## BEGIN TASK DATA
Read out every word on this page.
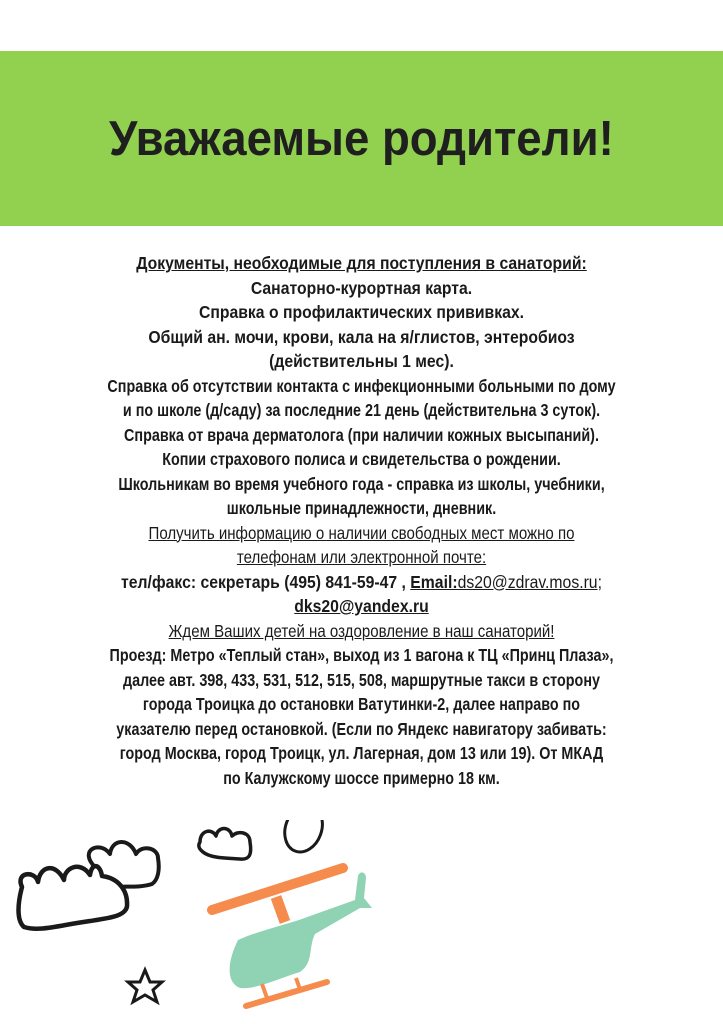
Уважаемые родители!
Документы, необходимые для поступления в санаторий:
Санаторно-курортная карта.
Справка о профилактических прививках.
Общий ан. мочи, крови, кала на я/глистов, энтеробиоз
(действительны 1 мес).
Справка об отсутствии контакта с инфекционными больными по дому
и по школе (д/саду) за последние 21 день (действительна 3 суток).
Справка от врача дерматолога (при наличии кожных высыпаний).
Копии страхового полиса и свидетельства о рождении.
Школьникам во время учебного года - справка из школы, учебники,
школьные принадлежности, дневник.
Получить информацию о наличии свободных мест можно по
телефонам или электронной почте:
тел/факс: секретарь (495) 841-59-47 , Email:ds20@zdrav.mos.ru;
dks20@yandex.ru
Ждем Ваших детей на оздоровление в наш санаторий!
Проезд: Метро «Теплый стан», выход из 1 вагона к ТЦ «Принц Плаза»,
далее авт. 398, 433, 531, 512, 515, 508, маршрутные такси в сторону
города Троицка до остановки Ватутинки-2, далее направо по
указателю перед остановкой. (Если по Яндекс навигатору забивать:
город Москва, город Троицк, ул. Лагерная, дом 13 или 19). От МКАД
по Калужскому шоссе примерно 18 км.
## END TASK DATA
## BEGIN TASK DATA
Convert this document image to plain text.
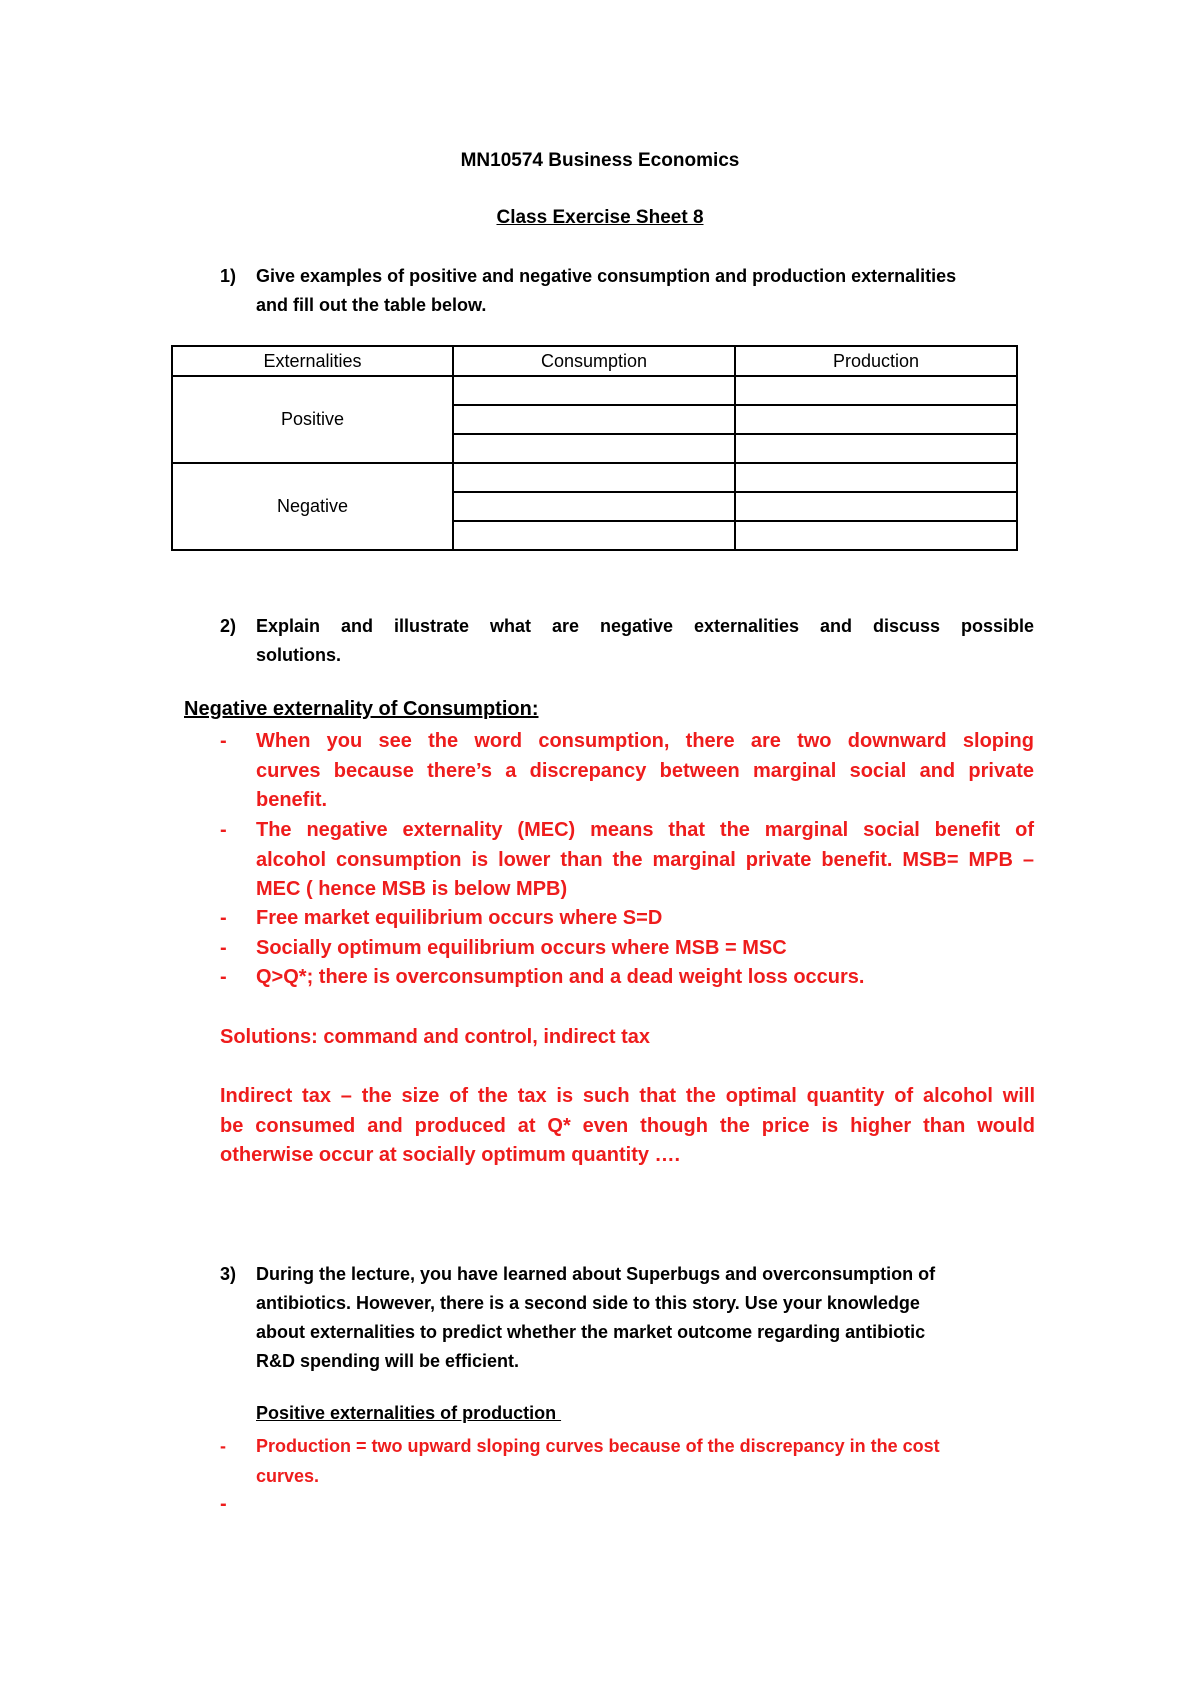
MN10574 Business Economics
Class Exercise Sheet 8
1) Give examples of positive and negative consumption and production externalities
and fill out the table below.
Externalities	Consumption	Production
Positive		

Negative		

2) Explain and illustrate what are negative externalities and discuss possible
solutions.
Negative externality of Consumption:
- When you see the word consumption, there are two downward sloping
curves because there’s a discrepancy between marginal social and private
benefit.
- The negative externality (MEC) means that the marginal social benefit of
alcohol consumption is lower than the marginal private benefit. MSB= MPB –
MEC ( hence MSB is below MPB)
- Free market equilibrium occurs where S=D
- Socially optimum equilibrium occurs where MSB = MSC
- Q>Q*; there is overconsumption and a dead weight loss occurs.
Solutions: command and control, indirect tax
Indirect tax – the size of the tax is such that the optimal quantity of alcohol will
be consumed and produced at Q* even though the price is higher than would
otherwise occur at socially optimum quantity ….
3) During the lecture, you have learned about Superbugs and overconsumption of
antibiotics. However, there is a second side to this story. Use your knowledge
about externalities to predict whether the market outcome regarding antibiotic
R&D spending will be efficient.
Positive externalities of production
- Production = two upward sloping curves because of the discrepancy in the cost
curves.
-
## END TASK DATA
# SHORT TASK:
Return each line of the listing that holds the string "наличии".

# SOLUTION FOR THIS EXERCISE:
Справка от врача дерматолога (при наличии кожных высыпаний).
Получить информацию о наличии свободных мест можно по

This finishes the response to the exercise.